▶

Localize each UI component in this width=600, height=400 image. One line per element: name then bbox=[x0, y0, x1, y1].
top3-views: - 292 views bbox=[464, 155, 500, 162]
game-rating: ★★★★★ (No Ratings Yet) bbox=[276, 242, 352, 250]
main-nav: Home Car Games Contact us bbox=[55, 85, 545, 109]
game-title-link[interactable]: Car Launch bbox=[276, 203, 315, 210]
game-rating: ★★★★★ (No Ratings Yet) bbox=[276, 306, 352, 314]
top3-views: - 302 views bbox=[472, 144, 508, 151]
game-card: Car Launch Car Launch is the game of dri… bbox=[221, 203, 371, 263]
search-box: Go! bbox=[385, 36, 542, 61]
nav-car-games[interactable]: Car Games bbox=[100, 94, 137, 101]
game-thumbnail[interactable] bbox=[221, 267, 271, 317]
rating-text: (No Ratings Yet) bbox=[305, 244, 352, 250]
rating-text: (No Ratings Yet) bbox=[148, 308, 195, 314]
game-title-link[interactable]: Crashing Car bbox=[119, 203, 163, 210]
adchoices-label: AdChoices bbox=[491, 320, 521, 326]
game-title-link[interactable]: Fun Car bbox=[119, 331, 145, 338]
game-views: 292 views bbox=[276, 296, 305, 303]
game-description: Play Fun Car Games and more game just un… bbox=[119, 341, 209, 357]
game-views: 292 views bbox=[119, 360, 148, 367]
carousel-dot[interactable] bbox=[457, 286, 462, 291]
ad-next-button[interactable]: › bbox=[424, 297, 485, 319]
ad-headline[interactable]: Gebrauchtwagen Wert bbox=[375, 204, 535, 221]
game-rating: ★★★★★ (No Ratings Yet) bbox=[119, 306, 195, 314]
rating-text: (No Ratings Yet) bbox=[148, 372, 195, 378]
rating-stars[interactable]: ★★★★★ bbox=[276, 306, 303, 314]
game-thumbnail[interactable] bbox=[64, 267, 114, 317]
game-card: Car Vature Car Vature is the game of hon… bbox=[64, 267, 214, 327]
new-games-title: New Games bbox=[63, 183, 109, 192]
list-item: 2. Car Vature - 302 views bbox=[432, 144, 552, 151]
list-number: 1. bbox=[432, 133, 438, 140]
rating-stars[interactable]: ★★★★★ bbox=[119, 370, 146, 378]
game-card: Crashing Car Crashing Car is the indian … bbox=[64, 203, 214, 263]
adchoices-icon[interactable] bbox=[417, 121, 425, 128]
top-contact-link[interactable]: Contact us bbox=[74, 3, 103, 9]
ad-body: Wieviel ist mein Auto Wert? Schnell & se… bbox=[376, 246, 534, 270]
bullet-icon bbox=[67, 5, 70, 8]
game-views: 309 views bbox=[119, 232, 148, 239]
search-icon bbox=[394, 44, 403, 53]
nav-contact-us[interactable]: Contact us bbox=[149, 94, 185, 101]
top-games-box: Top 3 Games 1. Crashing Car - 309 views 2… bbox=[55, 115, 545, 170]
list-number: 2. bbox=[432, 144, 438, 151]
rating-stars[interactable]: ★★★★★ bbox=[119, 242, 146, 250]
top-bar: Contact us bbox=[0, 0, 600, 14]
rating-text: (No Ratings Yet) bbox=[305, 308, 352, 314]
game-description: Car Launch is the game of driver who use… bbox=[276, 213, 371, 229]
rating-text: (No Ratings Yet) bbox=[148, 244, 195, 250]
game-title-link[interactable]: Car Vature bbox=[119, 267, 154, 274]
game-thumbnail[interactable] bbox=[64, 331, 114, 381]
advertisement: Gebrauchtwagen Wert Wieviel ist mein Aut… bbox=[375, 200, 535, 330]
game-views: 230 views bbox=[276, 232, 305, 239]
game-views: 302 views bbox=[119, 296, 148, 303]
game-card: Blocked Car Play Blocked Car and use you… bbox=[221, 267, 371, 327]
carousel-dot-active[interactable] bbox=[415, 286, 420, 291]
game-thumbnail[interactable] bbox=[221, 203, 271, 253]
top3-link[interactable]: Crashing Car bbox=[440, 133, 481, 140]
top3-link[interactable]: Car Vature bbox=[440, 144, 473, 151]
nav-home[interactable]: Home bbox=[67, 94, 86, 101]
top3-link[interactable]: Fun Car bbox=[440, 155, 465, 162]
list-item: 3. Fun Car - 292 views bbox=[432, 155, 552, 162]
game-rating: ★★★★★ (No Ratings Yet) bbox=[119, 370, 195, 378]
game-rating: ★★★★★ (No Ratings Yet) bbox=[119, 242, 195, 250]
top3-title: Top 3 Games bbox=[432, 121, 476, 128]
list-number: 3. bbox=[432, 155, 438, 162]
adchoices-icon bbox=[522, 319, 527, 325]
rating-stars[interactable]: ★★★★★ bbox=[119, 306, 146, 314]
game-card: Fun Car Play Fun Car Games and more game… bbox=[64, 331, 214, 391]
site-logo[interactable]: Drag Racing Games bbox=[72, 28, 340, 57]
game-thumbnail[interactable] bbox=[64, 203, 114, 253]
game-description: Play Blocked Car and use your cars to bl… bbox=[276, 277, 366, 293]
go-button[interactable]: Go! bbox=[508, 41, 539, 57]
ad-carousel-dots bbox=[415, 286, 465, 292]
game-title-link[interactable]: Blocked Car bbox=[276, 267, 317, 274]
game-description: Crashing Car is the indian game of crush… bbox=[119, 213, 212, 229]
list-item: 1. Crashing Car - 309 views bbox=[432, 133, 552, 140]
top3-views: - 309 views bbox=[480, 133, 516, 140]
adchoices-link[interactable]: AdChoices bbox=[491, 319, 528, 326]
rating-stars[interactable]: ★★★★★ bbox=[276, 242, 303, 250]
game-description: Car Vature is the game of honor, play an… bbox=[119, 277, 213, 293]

◀

• Problem to work on
Revise the material above by putting "Not Yet Rated" wherever "No Ratings Yet" appears, and keep everything else unchanged.

• Response below
Localize each UI component in this width=600, height=400 image. One line per element: name then bbox=[x0, y0, x1, y1].
top3-views: - 292 views bbox=[464, 155, 500, 162]
game-rating: ★★★★★ (Not Yet Rated) bbox=[276, 242, 352, 250]
main-nav: Home Car Games Contact us bbox=[55, 85, 545, 109]
game-title-link[interactable]: Car Launch bbox=[276, 203, 315, 210]
game-rating: ★★★★★ (Not Yet Rated) bbox=[276, 306, 352, 314]
top3-views: - 302 views bbox=[472, 144, 508, 151]
game-card: Car Launch Car Launch is the game of dri… bbox=[221, 203, 371, 263]
search-box: Go! bbox=[385, 36, 542, 61]
nav-car-games[interactable]: Car Games bbox=[100, 94, 137, 101]
game-thumbnail[interactable] bbox=[221, 267, 271, 317]
rating-text: (Not Yet Rated) bbox=[305, 244, 352, 250]
rating-text: (Not Yet Rated) bbox=[148, 308, 195, 314]
game-title-link[interactable]: Crashing Car bbox=[119, 203, 163, 210]
adchoices-label: AdChoices bbox=[491, 320, 521, 326]
game-title-link[interactable]: Fun Car bbox=[119, 331, 145, 338]
game-views: 292 views bbox=[276, 296, 305, 303]
game-description: Play Fun Car Games and more game just un… bbox=[119, 341, 209, 357]
game-views: 292 views bbox=[119, 360, 148, 367]
carousel-dot[interactable] bbox=[457, 286, 462, 291]
ad-next-button[interactable]: › bbox=[424, 297, 485, 319]
ad-headline[interactable]: Gebrauchtwagen Wert bbox=[375, 204, 535, 221]
game-rating: ★★★★★ (Not Yet Rated) bbox=[119, 306, 195, 314]
rating-text: (Not Yet Rated) bbox=[148, 372, 195, 378]
rating-stars[interactable]: ★★★★★ bbox=[276, 306, 303, 314]
game-thumbnail[interactable] bbox=[64, 267, 114, 317]
game-card: Car Vature Car Vature is the game of hon… bbox=[64, 267, 214, 327]
new-games-title: New Games bbox=[63, 183, 109, 192]
list-item: 2. Car Vature - 302 views bbox=[432, 144, 552, 151]
list-number: 1. bbox=[432, 133, 438, 140]
rating-stars[interactable]: ★★★★★ bbox=[119, 370, 146, 378]
game-card: Crashing Car Crashing Car is the indian … bbox=[64, 203, 214, 263]
adchoices-icon[interactable] bbox=[417, 121, 425, 128]
top-contact-link[interactable]: Contact us bbox=[74, 3, 103, 9]
ad-body: Wieviel ist mein Auto Wert? Schnell & se… bbox=[376, 246, 534, 270]
bullet-icon bbox=[67, 5, 70, 8]
game-views: 309 views bbox=[119, 232, 148, 239]
search-icon bbox=[394, 44, 403, 53]
nav-contact-us[interactable]: Contact us bbox=[149, 94, 185, 101]
top-games-box: Top 3 Games 1. Crashing Car - 309 views 2… bbox=[55, 115, 545, 170]
list-number: 2. bbox=[432, 144, 438, 151]
rating-stars[interactable]: ★★★★★ bbox=[119, 242, 146, 250]
top-bar: Contact us bbox=[0, 0, 600, 14]
rating-text: (Not Yet Rated) bbox=[305, 308, 352, 314]
game-description: Car Launch is the game of driver who use… bbox=[276, 213, 371, 229]
rating-text: (Not Yet Rated) bbox=[148, 244, 195, 250]
game-title-link[interactable]: Car Vature bbox=[119, 267, 154, 274]
game-thumbnail[interactable] bbox=[64, 331, 114, 381]
advertisement: Gebrauchtwagen Wert Wieviel ist mein Aut… bbox=[375, 200, 535, 330]
game-views: 230 views bbox=[276, 232, 305, 239]
game-views: 302 views bbox=[119, 296, 148, 303]
game-card: Blocked Car Play Blocked Car and use you… bbox=[221, 267, 371, 327]
carousel-dot-active[interactable] bbox=[415, 286, 420, 291]
game-thumbnail[interactable] bbox=[221, 203, 271, 253]
top3-link[interactable]: Crashing Car bbox=[440, 133, 481, 140]
top3-link[interactable]: Car Vature bbox=[440, 144, 473, 151]
nav-home[interactable]: Home bbox=[67, 94, 86, 101]
top3-link[interactable]: Fun Car bbox=[440, 155, 465, 162]
list-item: 3. Fun Car - 292 views bbox=[432, 155, 552, 162]
game-rating: ★★★★★ (Not Yet Rated) bbox=[119, 370, 195, 378]
game-rating: ★★★★★ (Not Yet Rated) bbox=[119, 242, 195, 250]
top3-title: Top 3 Games bbox=[432, 121, 476, 128]
list-number: 3. bbox=[432, 155, 438, 162]
adchoices-icon bbox=[522, 319, 527, 325]
rating-stars[interactable]: ★★★★★ bbox=[119, 306, 146, 314]
game-card: Fun Car Play Fun Car Games and more game… bbox=[64, 331, 214, 391]
site-logo[interactable]: Drag Racing Games bbox=[72, 28, 340, 57]
game-thumbnail[interactable] bbox=[64, 203, 114, 253]
game-description: Play Blocked Car and use your cars to bl… bbox=[276, 277, 366, 293]
go-button[interactable]: Go! bbox=[508, 41, 539, 57]
ad-carousel-dots bbox=[415, 286, 465, 292]
game-title-link[interactable]: Blocked Car bbox=[276, 267, 317, 274]
game-description: Crashing Car is the indian game of crush… bbox=[119, 213, 212, 229]
list-item: 1. Crashing Car - 309 views bbox=[432, 133, 552, 140]
top3-views: - 309 views bbox=[480, 133, 516, 140]
adchoices-link[interactable]: AdChoices bbox=[491, 319, 528, 326]
rating-stars[interactable]: ★★★★★ bbox=[276, 242, 303, 250]
game-description: Car Vature is the game of honor, play an… bbox=[119, 277, 213, 293]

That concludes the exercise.